Ketentuan Tugas:
**1)** Nyatakan apakah setiap pernyataan berikut sesuai dengan artikel UU Ketenagakerjaan di bawah, dengan jawaban ya atau tidak beserta kutipan persis dari artikel yang menjadi penentunya. (a) Anton J. Supit adalah Ketua Asosiasi Pengusaha Indonesia (Apindo). (b) Menurut regulasi, pesangon bisa diberikan lebih dari 32 kali lipat gaji bulanan apabila perusahaan tutup atau pailit. (c) Pada 2016, setiap Rp1 triliun investasi hanya mampu menyerap 2.200 pekerja.
**2)** Menurut artikel UU Ketenagakerjaan di bawah, berapa pekerja yang terserap per Rp1 triliun investasi pada 2010?
**3)** Ringkaslah artikel UU Ketenagakerjaan di bawah dalam dua kalimat.

Kutipan Sumber:

※ ※ ※

16 Januari 2019

[160119.ID.BIZ] Benarkah UU Ketenagakerjaan di Indonesia Sudah Tidak Relevan?


Bisnis.com, JAKARTA — Amandemen UU No.13/2003 tentang Ketenagakerjaan dinilai sangat mendesak dilakukan lantaran sudah tidak lagi relevan dengan perkembangan kondisi industri domestik saat ini.

Wakil Ketua Umum Kamar Dagang dan Industri (Kadin) Indonesia Bidang Ketenagakerjaan dan Hubungan Industrial Anton J. Supit mengatakan, UU Ketenagakerjaan sudah usang dan tidak bisa lagi bisa menjawab tantangan di dunia ketenagakerjaan saat ini.

“Memang sudah ada rencana untuk merevisi UU ini dan isunya sudah bergulir lama. Namun, ini harus segera dilakukan pada tahun ini dan tahun depan karena memang reformasi tenaga kerja dan amandemen ini perlu,” ujarnya kepada Bisnis.com, Senin (14/1/2019).

Adapun, para pelaku industri menilai, salah satu poin yang perlu direvisi dalam aturan itu yakni terkait dengan pemberian pesangon. Di dalam regulasi, pesangon bisa diberikan lebih dari 32 kali lipat gaji bulanan apabila suatu perusahaan tutup atau pailit.

Padahal, tegas Anton, investasi tak selalu membawa untung. Ketika investor menanam modal selama 10 tahun, tetapi akhirnya perusahaannya tutup dan harus membayar 32 kali gaji, tentu akan sangat memberatkan perusahaan.

Menurutnya, keberadaan UU ini juga tak sesuai dengan kemajuan ekonomi digital dan kondisi dunia usaha saat ini. “Ada banyak poin yang harus direvisi, saya harus cek lagi detailnya,” katanya.

Senada, Ketua Asosiasi Pengusaha Indonesia (Apindo) Hariyadi Sukamdani berpendapat, aturan ketenagakerjaan sekarang membuat fleksibilitas dalam pembukaan lapangan pekerjaan menjadi bermasalah.

Saat ini terdapat perubahan pola antara pemberi kerja dan penerima kerja. Jika dulunya pola pengupahan didominasi oleh relasi pemberi dan penerima upah, saat ini berubah menjadi sistem kemitraan antara pengusaha dan masyarakat.

“Contohnya, perusahaan Go-Jek, di mana saat ini mereka menggunakan program kemitraan. Aturan tenaga kerja saat ini tak bisa mengakomodasi itu sehingga perlu diubah,” katanya.

Selain itu, lanjutnya, investasi yang masuk ke Indonesia sejak 2010 hingga 2018 mengalami peningkatan yang cukup tinggi. Namun, angka penyerapan lapangan kerja pada periode tersebut sangat kecil.

“Pada 2010, penyerapan tenaga kerja per Rp1 triliun [investasi] mampu menyerap 5.020 pekerja. Namun, pada 2016 hanya bisa menyerap 2.200 pekerja dan ini berbeda dari tahun kemarin yang penyerapan tenaga kerjanya semakin sedikit,” ucapnya.

※ ※ ※

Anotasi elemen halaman
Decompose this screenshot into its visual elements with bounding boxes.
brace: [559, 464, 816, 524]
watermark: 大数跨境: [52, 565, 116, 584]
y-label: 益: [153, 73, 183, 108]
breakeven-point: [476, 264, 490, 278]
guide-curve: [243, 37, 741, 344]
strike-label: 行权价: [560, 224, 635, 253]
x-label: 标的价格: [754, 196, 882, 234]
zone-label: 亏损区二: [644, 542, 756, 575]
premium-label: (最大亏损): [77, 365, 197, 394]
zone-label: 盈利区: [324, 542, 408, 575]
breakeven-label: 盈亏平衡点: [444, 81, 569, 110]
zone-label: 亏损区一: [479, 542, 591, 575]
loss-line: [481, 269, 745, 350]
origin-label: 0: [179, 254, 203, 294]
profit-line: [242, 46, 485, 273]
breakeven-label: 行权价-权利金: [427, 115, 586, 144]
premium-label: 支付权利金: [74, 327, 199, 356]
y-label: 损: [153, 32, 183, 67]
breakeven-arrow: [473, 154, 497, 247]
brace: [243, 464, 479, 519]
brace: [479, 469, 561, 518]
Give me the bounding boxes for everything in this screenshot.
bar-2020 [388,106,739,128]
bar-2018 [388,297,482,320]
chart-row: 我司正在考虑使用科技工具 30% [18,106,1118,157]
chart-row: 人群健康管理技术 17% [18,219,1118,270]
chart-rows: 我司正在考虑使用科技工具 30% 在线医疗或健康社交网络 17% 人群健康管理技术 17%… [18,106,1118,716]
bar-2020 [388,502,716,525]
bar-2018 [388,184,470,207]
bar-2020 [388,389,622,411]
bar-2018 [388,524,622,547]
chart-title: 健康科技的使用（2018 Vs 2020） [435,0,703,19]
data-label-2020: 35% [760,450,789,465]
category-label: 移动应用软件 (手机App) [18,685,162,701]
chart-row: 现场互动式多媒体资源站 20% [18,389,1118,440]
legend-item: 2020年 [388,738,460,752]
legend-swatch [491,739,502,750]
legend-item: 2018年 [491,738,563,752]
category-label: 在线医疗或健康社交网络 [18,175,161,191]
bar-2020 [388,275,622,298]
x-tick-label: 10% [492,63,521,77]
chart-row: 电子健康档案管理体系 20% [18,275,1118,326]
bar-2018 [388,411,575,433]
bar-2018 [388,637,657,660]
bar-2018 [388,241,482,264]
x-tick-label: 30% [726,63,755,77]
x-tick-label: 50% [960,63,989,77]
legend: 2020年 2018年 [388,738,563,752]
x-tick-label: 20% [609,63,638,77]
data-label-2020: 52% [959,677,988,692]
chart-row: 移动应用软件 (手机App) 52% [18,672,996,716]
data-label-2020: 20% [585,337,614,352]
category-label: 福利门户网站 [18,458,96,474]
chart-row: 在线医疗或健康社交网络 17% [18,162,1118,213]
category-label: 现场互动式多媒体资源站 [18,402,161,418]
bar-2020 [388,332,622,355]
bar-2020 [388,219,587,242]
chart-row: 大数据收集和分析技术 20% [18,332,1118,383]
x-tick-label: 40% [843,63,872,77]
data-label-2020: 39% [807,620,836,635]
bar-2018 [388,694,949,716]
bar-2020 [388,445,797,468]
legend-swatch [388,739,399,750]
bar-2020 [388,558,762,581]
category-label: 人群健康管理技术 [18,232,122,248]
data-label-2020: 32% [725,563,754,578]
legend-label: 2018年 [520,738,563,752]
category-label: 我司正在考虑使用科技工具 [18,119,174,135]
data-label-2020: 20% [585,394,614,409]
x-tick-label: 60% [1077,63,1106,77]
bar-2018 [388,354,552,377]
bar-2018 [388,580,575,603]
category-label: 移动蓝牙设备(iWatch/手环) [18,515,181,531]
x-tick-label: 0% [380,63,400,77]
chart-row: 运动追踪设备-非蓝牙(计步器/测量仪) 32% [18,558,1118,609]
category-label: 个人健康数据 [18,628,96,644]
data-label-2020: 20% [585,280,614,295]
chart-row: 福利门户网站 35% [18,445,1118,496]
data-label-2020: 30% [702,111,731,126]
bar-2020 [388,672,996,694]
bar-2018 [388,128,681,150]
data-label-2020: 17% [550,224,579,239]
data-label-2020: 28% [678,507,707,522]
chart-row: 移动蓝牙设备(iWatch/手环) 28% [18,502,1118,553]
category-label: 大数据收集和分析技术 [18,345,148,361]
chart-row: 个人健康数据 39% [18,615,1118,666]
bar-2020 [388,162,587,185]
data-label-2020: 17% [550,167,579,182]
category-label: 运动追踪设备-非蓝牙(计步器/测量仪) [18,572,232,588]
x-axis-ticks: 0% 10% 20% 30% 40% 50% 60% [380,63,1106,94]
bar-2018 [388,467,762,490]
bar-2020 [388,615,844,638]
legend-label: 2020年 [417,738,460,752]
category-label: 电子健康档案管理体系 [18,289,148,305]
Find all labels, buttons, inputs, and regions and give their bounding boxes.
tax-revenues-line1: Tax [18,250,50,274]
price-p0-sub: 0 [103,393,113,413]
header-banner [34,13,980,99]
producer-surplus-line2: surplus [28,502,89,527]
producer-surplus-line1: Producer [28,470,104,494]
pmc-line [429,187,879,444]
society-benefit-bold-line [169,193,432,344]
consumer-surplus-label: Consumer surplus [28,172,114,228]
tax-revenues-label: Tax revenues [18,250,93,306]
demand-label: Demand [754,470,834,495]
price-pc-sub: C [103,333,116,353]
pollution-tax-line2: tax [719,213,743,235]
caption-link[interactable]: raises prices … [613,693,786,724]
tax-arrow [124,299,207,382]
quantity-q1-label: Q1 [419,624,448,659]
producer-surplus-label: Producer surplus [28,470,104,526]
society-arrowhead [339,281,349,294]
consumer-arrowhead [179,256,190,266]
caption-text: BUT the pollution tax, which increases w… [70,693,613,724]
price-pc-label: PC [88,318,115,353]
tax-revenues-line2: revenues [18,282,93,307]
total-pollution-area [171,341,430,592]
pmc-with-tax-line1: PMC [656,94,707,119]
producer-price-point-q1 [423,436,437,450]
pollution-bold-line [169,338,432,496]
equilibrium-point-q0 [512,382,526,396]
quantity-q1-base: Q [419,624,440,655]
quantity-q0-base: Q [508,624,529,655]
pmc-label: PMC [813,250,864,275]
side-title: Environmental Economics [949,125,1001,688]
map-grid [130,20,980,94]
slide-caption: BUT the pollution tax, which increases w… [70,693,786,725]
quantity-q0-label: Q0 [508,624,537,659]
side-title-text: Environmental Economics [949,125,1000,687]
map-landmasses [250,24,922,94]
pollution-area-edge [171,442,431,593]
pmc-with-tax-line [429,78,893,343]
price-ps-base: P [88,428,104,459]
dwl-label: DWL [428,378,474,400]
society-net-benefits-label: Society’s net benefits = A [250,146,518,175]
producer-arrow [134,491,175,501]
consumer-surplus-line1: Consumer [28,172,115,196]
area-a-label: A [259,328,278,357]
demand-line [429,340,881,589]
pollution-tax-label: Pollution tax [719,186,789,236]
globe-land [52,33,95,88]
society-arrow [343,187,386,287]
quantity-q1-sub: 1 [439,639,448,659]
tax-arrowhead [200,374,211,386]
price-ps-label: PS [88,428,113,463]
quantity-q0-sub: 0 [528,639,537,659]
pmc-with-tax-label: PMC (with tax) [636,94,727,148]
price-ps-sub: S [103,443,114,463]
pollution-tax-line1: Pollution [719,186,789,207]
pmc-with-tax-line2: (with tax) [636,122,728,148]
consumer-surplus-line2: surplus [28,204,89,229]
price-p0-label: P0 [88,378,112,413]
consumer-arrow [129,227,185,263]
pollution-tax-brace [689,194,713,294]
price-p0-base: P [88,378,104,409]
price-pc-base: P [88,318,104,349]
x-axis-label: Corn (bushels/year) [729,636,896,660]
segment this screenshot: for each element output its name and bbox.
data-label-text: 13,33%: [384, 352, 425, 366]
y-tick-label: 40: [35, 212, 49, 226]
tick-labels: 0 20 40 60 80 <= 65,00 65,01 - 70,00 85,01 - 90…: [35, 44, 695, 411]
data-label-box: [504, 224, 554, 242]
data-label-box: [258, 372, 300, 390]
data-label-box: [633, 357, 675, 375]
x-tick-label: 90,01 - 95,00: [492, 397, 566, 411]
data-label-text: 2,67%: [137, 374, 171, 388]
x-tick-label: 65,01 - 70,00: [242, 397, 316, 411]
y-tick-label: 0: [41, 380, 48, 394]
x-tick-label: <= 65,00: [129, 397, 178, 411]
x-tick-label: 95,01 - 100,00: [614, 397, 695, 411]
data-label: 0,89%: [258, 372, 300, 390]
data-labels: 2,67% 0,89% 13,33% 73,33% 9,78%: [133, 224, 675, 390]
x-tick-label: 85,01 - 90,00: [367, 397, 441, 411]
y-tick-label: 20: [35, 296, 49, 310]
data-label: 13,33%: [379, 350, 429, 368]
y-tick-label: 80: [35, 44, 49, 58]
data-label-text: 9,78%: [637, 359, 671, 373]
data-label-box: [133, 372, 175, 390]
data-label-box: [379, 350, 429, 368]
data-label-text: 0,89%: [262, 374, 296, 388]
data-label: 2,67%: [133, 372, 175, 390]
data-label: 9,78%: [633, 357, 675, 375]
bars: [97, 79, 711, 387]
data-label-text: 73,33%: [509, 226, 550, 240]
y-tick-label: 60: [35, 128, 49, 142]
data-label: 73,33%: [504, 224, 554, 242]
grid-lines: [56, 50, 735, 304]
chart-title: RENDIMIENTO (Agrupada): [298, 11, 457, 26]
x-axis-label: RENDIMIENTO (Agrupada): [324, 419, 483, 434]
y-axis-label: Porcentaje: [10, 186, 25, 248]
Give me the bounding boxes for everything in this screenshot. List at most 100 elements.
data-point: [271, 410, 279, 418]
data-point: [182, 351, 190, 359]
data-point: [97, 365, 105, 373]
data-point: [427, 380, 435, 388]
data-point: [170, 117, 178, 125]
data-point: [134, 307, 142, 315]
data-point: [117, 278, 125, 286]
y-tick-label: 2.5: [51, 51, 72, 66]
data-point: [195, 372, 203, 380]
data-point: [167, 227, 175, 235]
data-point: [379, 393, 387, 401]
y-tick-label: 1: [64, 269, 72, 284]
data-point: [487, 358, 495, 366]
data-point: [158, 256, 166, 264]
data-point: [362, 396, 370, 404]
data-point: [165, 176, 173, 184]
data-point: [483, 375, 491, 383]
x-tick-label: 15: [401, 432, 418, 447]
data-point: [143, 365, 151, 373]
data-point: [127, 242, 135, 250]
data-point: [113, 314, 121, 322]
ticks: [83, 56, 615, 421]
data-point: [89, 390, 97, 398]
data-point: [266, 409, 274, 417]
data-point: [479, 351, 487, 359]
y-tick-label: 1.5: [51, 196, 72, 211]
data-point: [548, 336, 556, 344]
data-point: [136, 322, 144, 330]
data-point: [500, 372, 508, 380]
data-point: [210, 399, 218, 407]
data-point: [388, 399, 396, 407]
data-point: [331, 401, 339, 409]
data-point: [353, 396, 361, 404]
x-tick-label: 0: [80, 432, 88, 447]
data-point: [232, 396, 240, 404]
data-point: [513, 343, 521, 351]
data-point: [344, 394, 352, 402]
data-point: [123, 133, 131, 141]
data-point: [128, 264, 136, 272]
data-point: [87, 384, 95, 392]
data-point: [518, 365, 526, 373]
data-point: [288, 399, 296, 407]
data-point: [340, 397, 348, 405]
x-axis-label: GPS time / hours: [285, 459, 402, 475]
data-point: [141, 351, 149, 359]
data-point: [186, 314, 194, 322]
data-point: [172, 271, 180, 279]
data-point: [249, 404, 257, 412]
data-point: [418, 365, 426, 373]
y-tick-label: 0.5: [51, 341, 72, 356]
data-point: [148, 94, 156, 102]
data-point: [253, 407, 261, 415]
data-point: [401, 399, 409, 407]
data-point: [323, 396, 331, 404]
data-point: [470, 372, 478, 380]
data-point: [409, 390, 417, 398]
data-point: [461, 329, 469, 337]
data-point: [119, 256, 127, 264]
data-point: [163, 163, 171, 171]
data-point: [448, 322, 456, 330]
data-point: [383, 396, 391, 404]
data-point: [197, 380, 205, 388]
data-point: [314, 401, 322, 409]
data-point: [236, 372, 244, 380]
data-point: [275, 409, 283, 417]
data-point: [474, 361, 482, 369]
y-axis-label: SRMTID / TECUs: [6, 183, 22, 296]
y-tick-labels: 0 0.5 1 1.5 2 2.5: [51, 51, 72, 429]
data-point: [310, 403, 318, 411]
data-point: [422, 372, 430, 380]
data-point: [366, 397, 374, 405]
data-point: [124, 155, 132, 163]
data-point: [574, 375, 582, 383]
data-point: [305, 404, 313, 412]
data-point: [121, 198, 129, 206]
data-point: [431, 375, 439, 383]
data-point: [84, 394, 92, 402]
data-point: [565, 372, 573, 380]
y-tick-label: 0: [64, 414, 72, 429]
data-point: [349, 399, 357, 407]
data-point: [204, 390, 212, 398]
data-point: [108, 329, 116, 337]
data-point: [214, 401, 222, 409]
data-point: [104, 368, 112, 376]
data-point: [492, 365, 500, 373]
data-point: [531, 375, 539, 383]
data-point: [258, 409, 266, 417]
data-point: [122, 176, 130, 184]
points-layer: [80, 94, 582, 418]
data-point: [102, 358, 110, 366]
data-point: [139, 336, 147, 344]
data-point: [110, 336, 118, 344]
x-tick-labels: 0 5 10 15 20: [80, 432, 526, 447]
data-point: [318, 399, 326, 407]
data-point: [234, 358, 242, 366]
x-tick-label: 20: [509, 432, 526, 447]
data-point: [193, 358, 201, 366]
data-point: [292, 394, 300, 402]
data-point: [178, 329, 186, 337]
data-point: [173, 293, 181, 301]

※ ※ ※

Hasil Tiap Tugas:
**1)**
(a) Tidak. "Ketua Asosiasi Pengusaha Indonesia (Apindo) Hariyadi Sukamdani"
(b) Ya. "Di dalam regulasi, pesangon bisa diberikan lebih dari 32 kali lipat gaji bulanan apabila suatu perusahaan tutup atau pailit."
(c) Ya. "Namun, pada 2016 hanya bisa menyerap 2.200 pekerja"

**2)** Sebanyak 5.020 pekerja.

**3)** Amandemen UU No.13/2003 tentang Ketenagakerjaan dinilai mendesak karena undang-undang itu sudah tidak relevan dengan kondisi industri saat ini, antara lain soal pesangon yang bisa melebihi 32 kali gaji bulanan jika perusahaan tutup atau pailit. Pimpinan Kadin dan Apindo juga menilai aturan itu tidak sesuai dengan ekonomi digital dan pola kemitraan seperti yang dipakai Go-Jek, sementara penyerapan tenaga kerja per Rp1 triliun investasi turun dari 5.020 pekerja pada 2010 menjadi 2.200 pekerja pada 2016.